> [Data provided]:
* * * * *

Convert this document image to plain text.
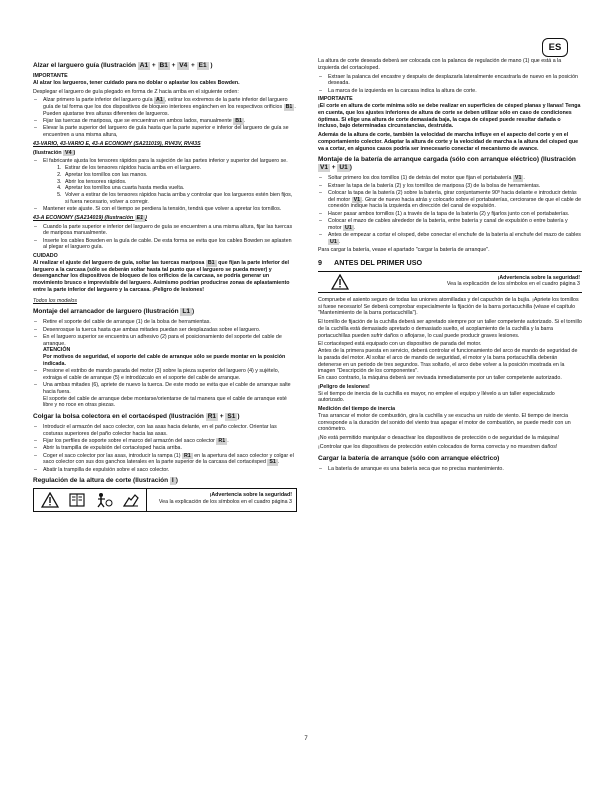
ES

Alzar el larguero guía (Ilustración A1 + B1 + V4 + E1 )

IMPORTANTE

Al alzar los largueros, tener cuidado para no doblar o aplastar los cables Bowden.

Desplegar el larguero de guía plegado en forma de Z hacia arriba en el siguiente orden:

– Alzar primero la parte inferior del larguero guía A1 , estirar los extremos de la parte inferior del larguero guía de tal forma que los dos dispositivos de bloqueo interiores engánchen en los respectivos orificios B1 . Pueden ajustarse tres alturas diferentes de largueros.
– Fijar las tuercas de mariposa, que se encuentran en ambos lados, manualmente B1 .
– Elevar la parte superior del larguero de guía hasta que la parte superior e inferior del larguero de guía se encuentren a una misma altura,

43-VARIO, 43-VARIO E, 43-A ECONOMY (SA211019), RV43V, RV43S

(Ilustración V4 )

– El fabricante ajusta los tensores rápidos para la sujeción de las partes inferior y superior del larguero se.
1. Estirar de los tensores rápidos hacia arriba en el larguero.
2. Apretar los tornillos con las manos.
3. Abrir los tensores rápidos.
4. Apretar los tornillos una cuarta hasta media vuelta.
5. Volver a estirar de los tensores rápidos hacia arriba y controlar que los largueros estén bien fijos, si fuera necesario, volver a corregir.
– Mantener este ajuste. Si con el tiempo se perdiera la tensión, tendrá que volver a apretar los tornillos.

43-A ECONOMY (SA214019) (Ilustración E1 )

– Cuando la parte superior e inferior del larguero de guía se encuentren a una misma altura, fijar las tuercas de mariposa manualmente.
– Inserte los cables Bowden en la guía de cable. De esta forma se evita que los cables Bowden se aplasten al plegar el larguero guía.

CUIDADO

Al realizar el ajuste del larguero de guía, soltar las tuercas mariposa B1 que fijan la parte inferior del larguero a la carcasa (sólo se deberán soltar hasta tal punto que el larguero se pueda mover) y desenganchar los dispositivos de bloqueo de los orificios de la carcasa, se podría generar un movimiento brusco e imprevisible del larguero. Asimismo podrían producirse zonas de aplastamiento entre la parte inferior del larguero y la carcasa. ¡Peligro de lesiones!

Todos los modelos

Montaje del arrancador de larguero (Ilustración L1 )

– Retire el soporte del cable de arranque (1) de la bolsa de herramientas.
– Desenrosque la tuerca hasta que ambas mitades puedan ser desplazadas sobre el larguero.
– En el larguero superior se encuentra un adhesivo (2) para el posicionamiento del soporte del cable de arranque.
ATENCIÓN
Por motivos de seguridad, el soporte del cable de arranque sólo se puede montar en la posición indicada.
– Presione el estribo de mando parada del motor (3) sobre la pieza superior del larguero (4) y sujételo, extraiga el cable de arranque (5) e introdúzcalo en el soporte del cable de arranque.
– Una ambas mitades (6), apriete de nuevo la tuerca. De este modo se evita que el cable de arranque salte hacia fuera.
El soporte del cable de arranque debe montarse/orientarse de tal manera que el cable de arranque esté libre y no roce en otras piezas.

Colgar la bolsa colectora en el cortacésped (Ilustración R1 + S1 )

– Introducir el armazón del saco colector, con las asas hacia delante, en el paño colector. Orientar las costuras superiores del paño colector hacia las asas.
– Fijar los perfiles de soporte sobre el marco del armazón del saco colector R1 .
– Abrir la trampilla de expulsión del cortacésped hacia arriba.
– Coger el saco colector por las asas, introducir la rampa (1) R1 en la apertura del saco colector y colgar el saco colector con sus dos ganchos laterales en la parte superior de la carcasa del cortacésped S1 .
– Abatir la trampilla de expulsión sobre el saco colector.

Regulación de la altura de corte (Ilustración I )

¡Advertencia sobre la seguridad!
Vea la explicación de los símbolos en el cuadro página 3

La altura de corte deseada deberá ser colocada con la palanca de regulación de mano (1) que está a la izquierda del cortacésped.

– Extraer la palanca del encastre y después de desplazarla lateralmente encastrarla de nuevo en la posición deseada.
– La marca de la izquierda en la carcasa indica la altura de corte.

IMPORTANTE

¡El corte en altura de corte mínima sólo se debe realizar en superficies de césped planas y llanas! Tenga en cuenta, que los ajustes inferiores de altura de corte se deben utilizar sólo en caso de condiciones óptimas. Si elige una altura de corte demasiada baja, la capa de césped puede resultar dañada o incluso, bajo determinadas circunstancias, destruida.

Además de la altura de corte, también la velocidad de marcha influye en el aspecto del corte y en el comportamiento colector. Adaptar la altura de corte y la velocidad de marcha a la altura del césped que va a cortar, en algunos casos podría ser innecesario conectar el mecanismo de avance.

Montaje de la batería de arranque cargada (sólo con arranque eléctrico) (Ilustración V1 + U1 )

– Soltar primero los dos tornillos (1) de detrás del motor que fijan el portabatería V1 .
– Extraer la tapa de la batería (2) y los tornillos de mariposa (3) de la bolsa de herramientas.
– Colocar la tapa de la batería (2) sobre la batería, girar conjuntamente 90º hacia delante e introducir detrás del motor V1 . Girar de nuevo hacia atrás y colocarlo sobre el portabaterías, cerciorarse de que el cable de conexión indique hacia la izquierda en dirección del canal de expulsión.
– Hacer pasar ambos tornillos (1) a través de la tapa de la batería (2) y fijarlos junto con el portabaterías.
– Colocar el mazo de cables alrededor de la batería, entre batería y canal de expulsión o entre batería y motor U1 .
– Antes de empezar a cortar el césped, debe conectar el enchufe de la batería al enchufe del mazo de cables U1 .

Para cargar la batería, vease el apartado "cargar la batería de arranque".

9 ANTES DEL PRIMER USO
¡Advertencia sobre la seguridad!
Vea la explicación de los símbolos en el cuadro página 3

Compruebe el asiento seguro de todas las uniones atornilladas y del capuchón de la bujía. ¡Apriete los tornillos si fuese necesario! Se deberá comprobar especialmente la fijación de la barra portacuchilla (véase el capítulo "Mantenimiento de la barra portacuchilla").

El tornillo de fijación de la cuchilla deberá ser apretado siempre por un taller competente autorizado. Si el tornillo de la cuchilla está demasiado apretado o demasiado suelto, el acoplamiento de la cuchilla y la barra portacuchillas pueden sufrir daños o aflojarse, lo cual puede producir graves lesiones.

El cortacésped está equipado con un dispositivo de parada del motor.

Antes de la primera puesta en servicio, deberá controlar el funcionamiento del arco de mando de seguridad de la parada del motor. Al soltar el arco de mando de seguridad, el motor y la barra portacuchilla deberán detenerse en un periodo de tres segundos. Tras soltarlo, el arco debe volver a la posición mostrada en la imagen "Descripción de los componentes".

En caso contrario, la máquina deberá ser revisada inmediatamente por un taller competente autorizado.

¡Peligro de lesiones!

Si el tiempo de inercia de la cuchilla es mayor, no emplee el equipo y llévelo a un taller especializado autorizado.

Medición del tiempo de inercia

Tras arrancar el motor de combustión, gira la cuchilla y se escucha un ruido de viento. El tiempo de inercia corresponde a la duración del sonido del viento tras apagar el motor de combustión, se puede medir con un cronómetro.

¡No está permitido manipular o desactivar los dispositivos de protección o de seguridad de la máquina!

¡Controlar que los dispositivos de protección estén colocados de forma correcta y no muestren daños!

Cargar la batería de arranque (sólo con arranque eléctrico)

– La batería de arranque es una batería seca que no precisa mantenimiento.
7
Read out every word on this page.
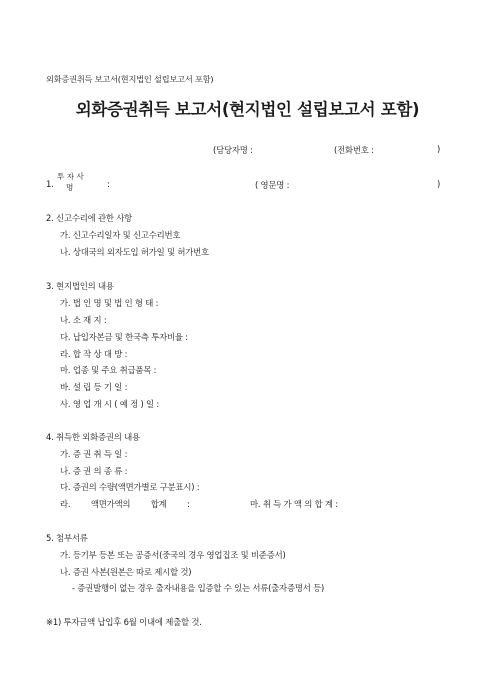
외화증권취득 보고서(현지법인 설립보고서 포함)
외화증권취득 보고서(현지법인 설립보고서 포함)
(담당자명 :	(전화번호 :	)
1.
투 자 사
명	:	( 영문명 :	)
2. 신고수리에 관한 사항
가. 신고수리일자 및 신고수리번호
나. 상대국의 외자도입 허가일 및 허가번호
3. 현지법인의 내용
가. 법 인 명 및 법 인 형 태 :
나. 소 재 지 :
다. 납입자본금 및 한국측 투자비율 :
라. 합 작 상 대 방 :
마. 업종 및 주요 취급품목 :
바. 설 립 등 기 일 :
사. 영 업 개 시 ( 예 정 ) 일 :
4. 취득한 외화증권의 내용
가. 증 권 취 득 일 :
나. 증 권 의 종 류 :
다. 증권의 수량(액면가별로 구분표시) :
라. 액면가액의 합계 :	마. 취 득 가 액 의 합 계 :
5. 첨부서류
가. 등기부 등본 또는 공증서(중국의 경우 영업집조 및 비준증서)
나. 증권 사본(원본은 따로 제시할 것)
- 증권발행이 없는 경우 출자내용을 입증할 수 있는 서류(출자증명서 등)
※1) 투자금액 납입후 6월 이내에 제출할 것.
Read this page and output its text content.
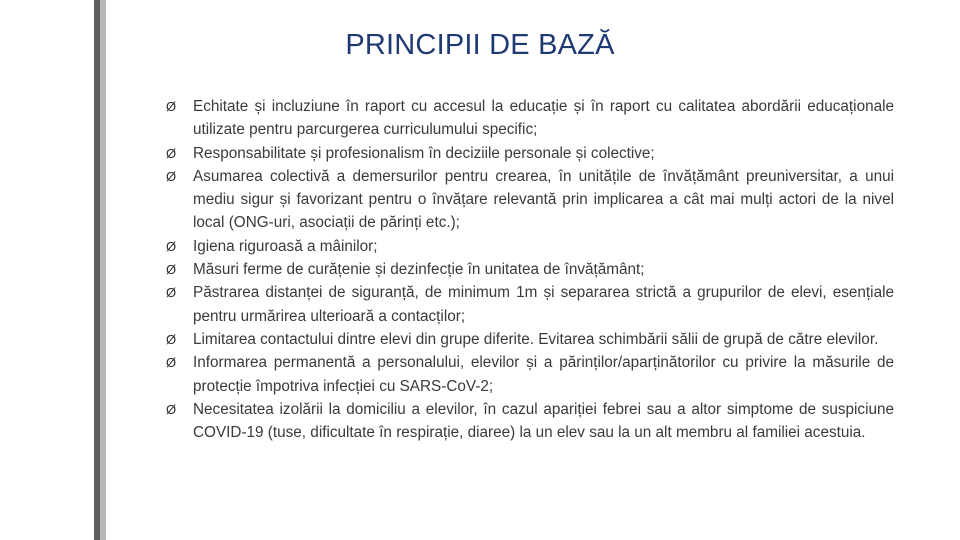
PRINCIPII DE BAZĂ
Ø Echitate și incluziune în raport cu accesul la educație și în raport cu calitatea abordării educaționale utilizate pentru parcurgerea curriculumului specific;
Ø Responsabilitate și profesionalism în deciziile personale și colective;
Ø Asumarea colectivă a demersurilor pentru crearea, în unitățile de învățământ preuniversitar, a unui mediu sigur și favorizant pentru o învățare relevantă prin implicarea a cât mai mulți actori de la nivel local (ONG-uri, asociații de părinți etc.);
Ø Igiena riguroasă a mâinilor;
Ø Măsuri ferme de curățenie și dezinfecție în unitatea de învățământ;
Ø Păstrarea distanței de siguranță, de minimum 1m și separarea strictă a grupurilor de elevi, esențiale pentru urmărirea ulterioară a contacților;
Ø Limitarea contactului dintre elevi din grupe diferite. Evitarea schimbării sălii de grupă de către elevilor.
Ø Informarea permanentă a personalului, elevilor și a părinților/aparținătorilor cu privire la măsurile de protecție împotriva infecției cu SARS-CoV-2;
Ø Necesitatea izolării la domiciliu a elevilor, în cazul apariției febrei sau a altor simptome de suspiciune COVID-19 (tuse, dificultate în respirație, diaree) la un elev sau la un alt membru al familiei acestuia.
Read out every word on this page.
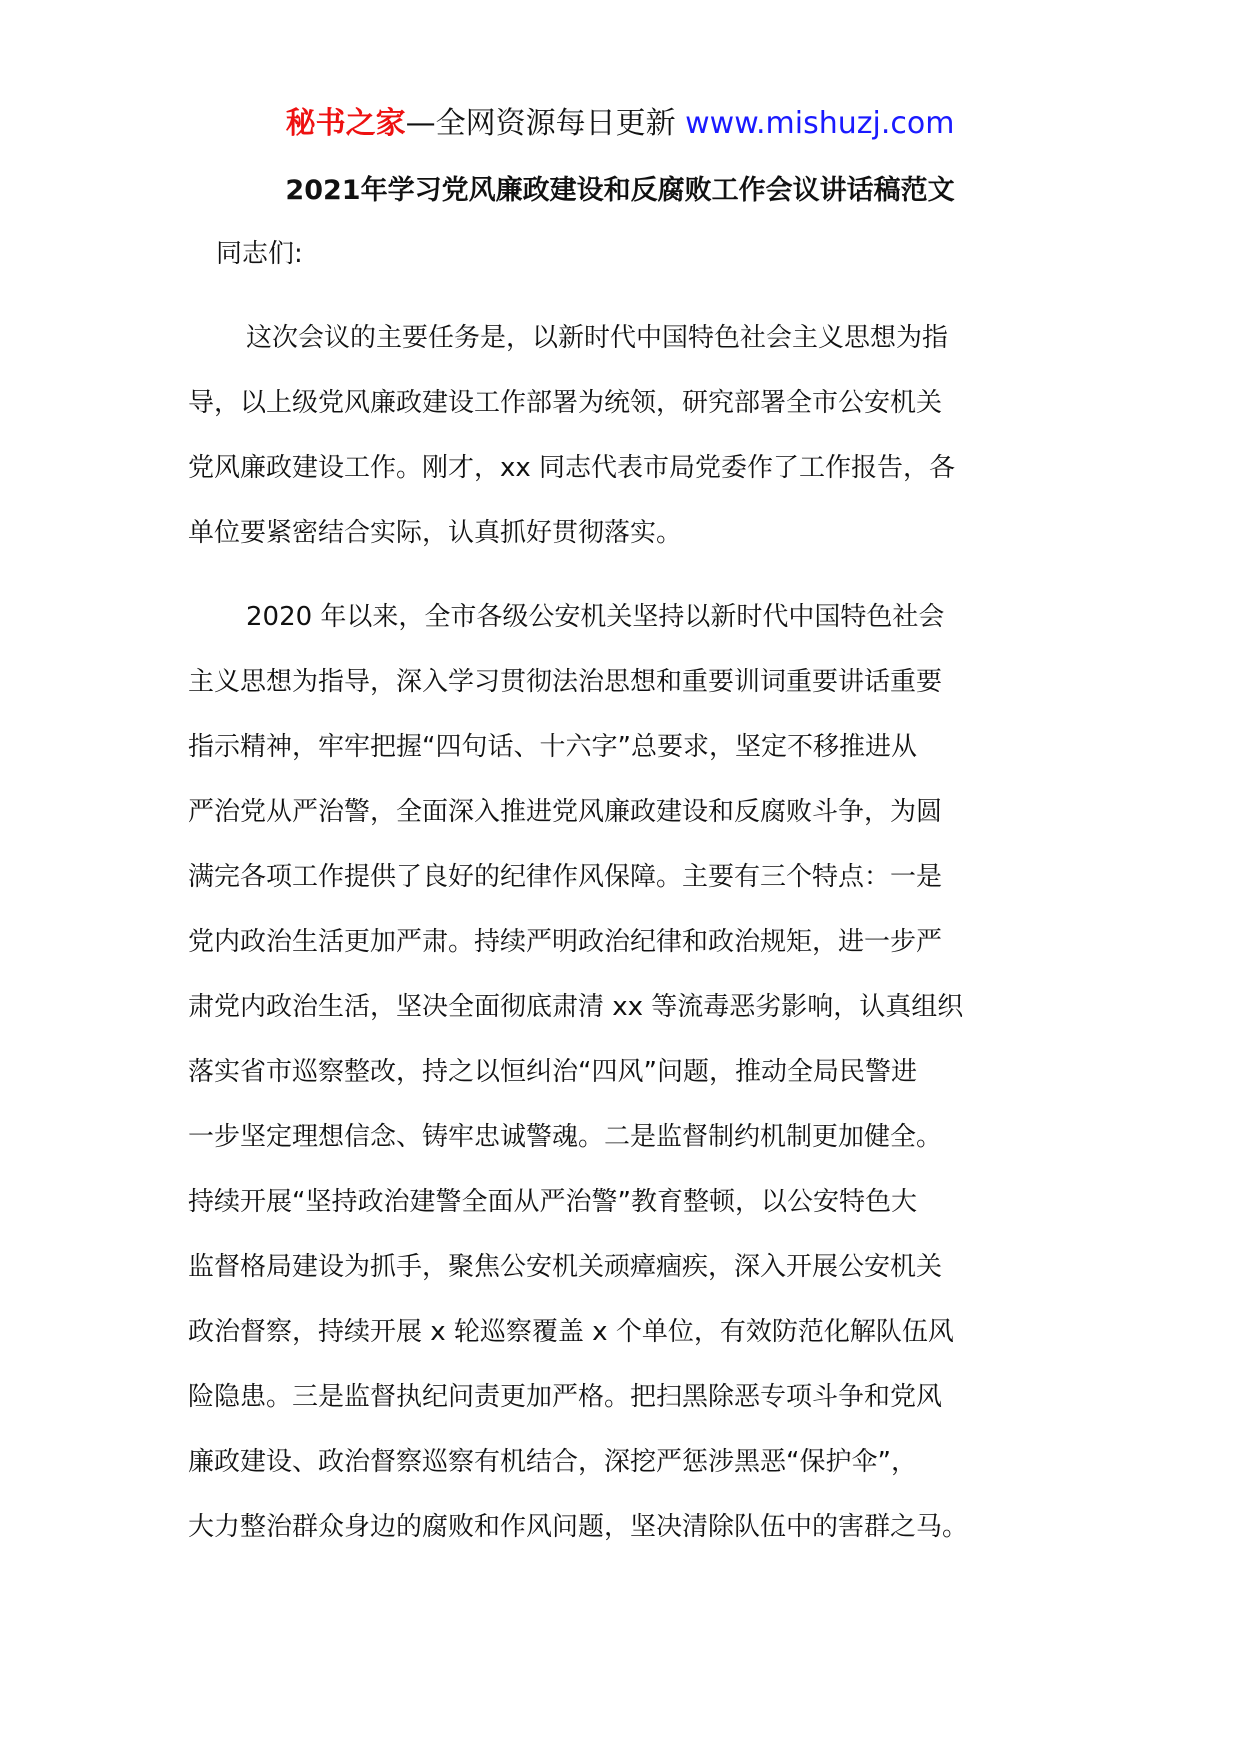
秘书之家—全网资源每日更新 www.mishuzj.com
2021年学习党风廉政建设和反腐败工作会议讲话稿范文
同志们:
这次会议的主要任务是，以新时代中国特色社会主义思想为指
导，以上级党风廉政建设工作部署为统领，研究部署全市公安机关
党风廉政建设工作。刚才，xx 同志代表市局党委作了工作报告，各
单位要紧密结合实际，认真抓好贯彻落实。
2020 年以来，全市各级公安机关坚持以新时代中国特色社会
主义思想为指导，深入学习贯彻法治思想和重要训词重要讲话重要
指示精神，牢牢把握“四句话、十六字”总要求，坚定不移推进从
严治党从严治警，全面深入推进党风廉政建设和反腐败斗争，为圆
满完各项工作提供了良好的纪律作风保障。主要有三个特点：一是
党内政治生活更加严肃。持续严明政治纪律和政治规矩，进一步严
肃党内政治生活，坚决全面彻底肃清 xx 等流毒恶劣影响，认真组织
落实省市巡察整改，持之以恒纠治“四风”问题，推动全局民警进
一步坚定理想信念、铸牢忠诚警魂。二是监督制约机制更加健全。
持续开展“坚持政治建警全面从严治警”教育整顿，以公安特色大
监督格局建设为抓手，聚焦公安机关顽瘴痼疾，深入开展公安机关
政治督察，持续开展 x 轮巡察覆盖 x 个单位，有效防范化解队伍风
险隐患。三是监督执纪问责更加严格。把扫黑除恶专项斗争和党风
廉政建设、政治督察巡察有机结合，深挖严惩涉黑恶“保护伞”，
大力整治群众身边的腐败和作风问题，坚决清除队伍中的害群之马。
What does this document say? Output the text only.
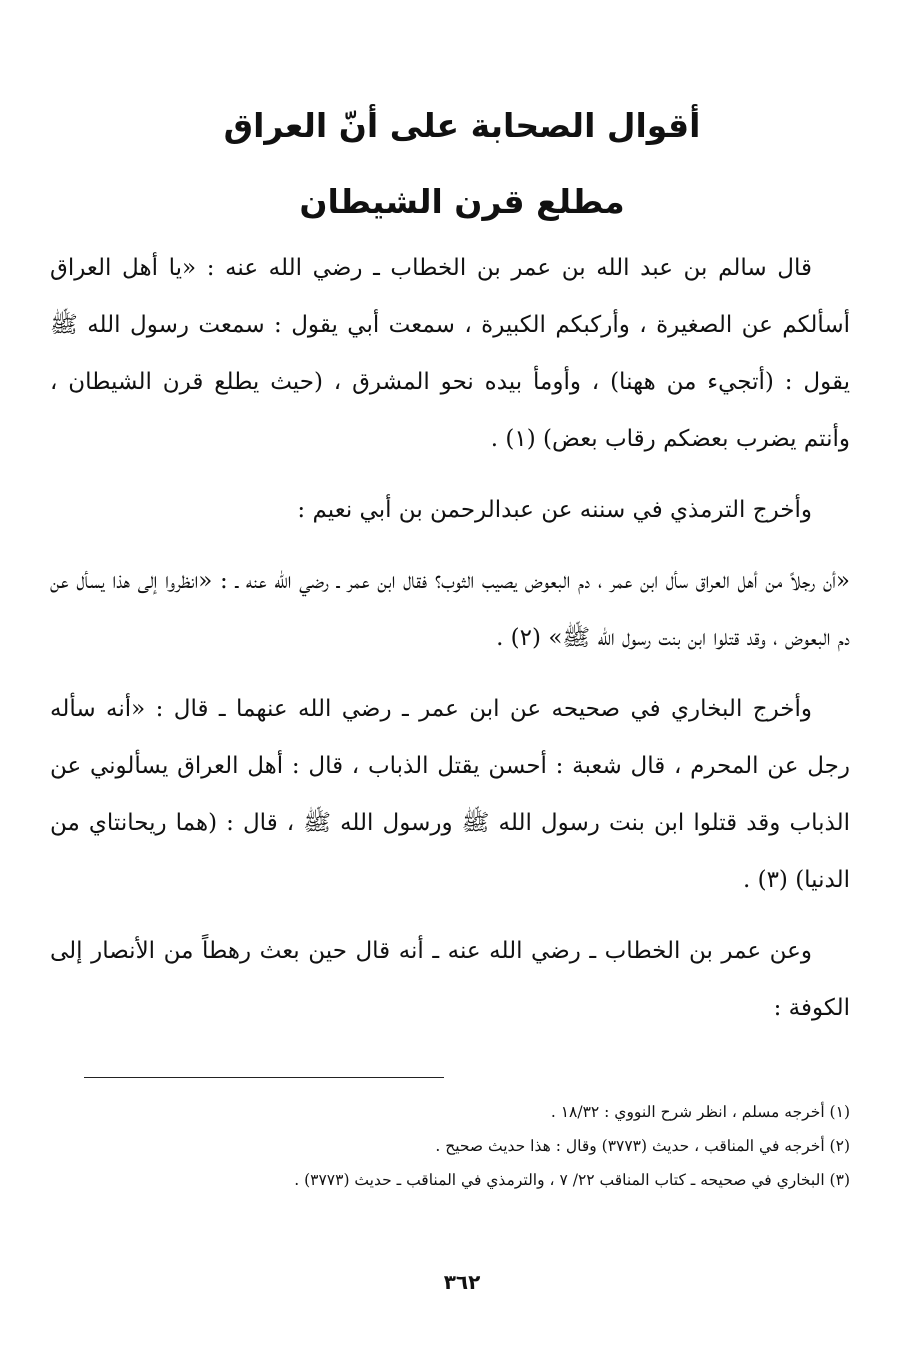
أقوال الصحابة على أنّ العراق
مطلع قرن الشيطان

قال سالم بن عبد الله بن عمر بن الخطاب ـ رضي الله عنه : «يا أهل العراق أسألكم عن الصغيرة ، وأركبكم الكبيرة ، سمعت أبي يقول : سمعت رسول الله ﷺ يقول : (أتجيء من ههنا) ، وأومأ بيده نحو المشرق ، (حيث يطلع قرن الشيطان ، وأنتم يضرب بعضكم رقاب بعض) (١) .

وأخرج الترمذي في سننه عن عبدالرحمن بن أبي نعيم :

«أن رجلاً من أهل العراق سأل ابن عمر ، دم البعوض يصيب الثوب؟ فقال ابن عمر ـ رضي الله عنه ـ : «انظروا إلى هذا يسأل عن دم البعوض ، وقد قتلوا ابن بنت رسول الله ﷺ» (٢) .

وأخرج البخاري في صحيحه عن ابن عمر ـ رضي الله عنهما ـ قال : «أنه سأله رجل عن المحرم ، قال شعبة : أحسن يقتل الذباب ، قال : أهل العراق يسألوني عن الذباب وقد قتلوا ابن بنت رسول الله ﷺ ورسول الله ﷺ ، قال : (هما ريحانتاي من الدنيا) (٣) .

وعن عمر بن الخطاب ـ رضي الله عنه ـ أنه قال حين بعث رهطاً من الأنصار إلى الكوفة :

(١) أخرجه مسلم ، انظر شرح النووي : ١٨/٣٢ .

(٢) أخرجه في المناقب ، حديث (٣٧٧٣) وقال : هذا حديث صحيح .

(٣) البخاري في صحيحه ـ كتاب المناقب ٢٢/ ٧ ، والترمذي في المناقب ـ حديث (٣٧٧٣) .

٣٦٢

* * * * *

> [What to do]: Retype the line containing "What does this" and all lines after it through the end of the material, exactly and only those, leaving out pictures.

> [Answer to the problem]:
What does this document say? Output the text only.
أقوال الصحابة على أنّ العراق
مطلع قرن الشيطان

قال سالم بن عبد الله بن عمر بن الخطاب ـ رضي الله عنه : «يا أهل العراق أسألكم عن الصغيرة ، وأركبكم الكبيرة ، سمعت أبي يقول : سمعت رسول الله ﷺ يقول : (أتجيء من ههنا) ، وأومأ بيده نحو المشرق ، (حيث يطلع قرن الشيطان ، وأنتم يضرب بعضكم رقاب بعض) (١) .

وأخرج الترمذي في سننه عن عبدالرحمن بن أبي نعيم :

«أن رجلاً من أهل العراق سأل ابن عمر ، دم البعوض يصيب الثوب؟ فقال ابن عمر ـ رضي الله عنه ـ : «انظروا إلى هذا يسأل عن دم البعوض ، وقد قتلوا ابن بنت رسول الله ﷺ» (٢) .

وأخرج البخاري في صحيحه عن ابن عمر ـ رضي الله عنهما ـ قال : «أنه سأله رجل عن المحرم ، قال شعبة : أحسن يقتل الذباب ، قال : أهل العراق يسألوني عن الذباب وقد قتلوا ابن بنت رسول الله ﷺ ورسول الله ﷺ ، قال : (هما ريحانتاي من الدنيا) (٣) .

وعن عمر بن الخطاب ـ رضي الله عنه ـ أنه قال حين بعث رهطاً من الأنصار إلى الكوفة :

(١) أخرجه مسلم ، انظر شرح النووي : ١٨/٣٢ .

(٢) أخرجه في المناقب ، حديث (٣٧٧٣) وقال : هذا حديث صحيح .

(٣) البخاري في صحيحه ـ كتاب المناقب ٢٢/ ٧ ، والترمذي في المناقب ـ حديث (٣٧٧٣) .

٣٦٢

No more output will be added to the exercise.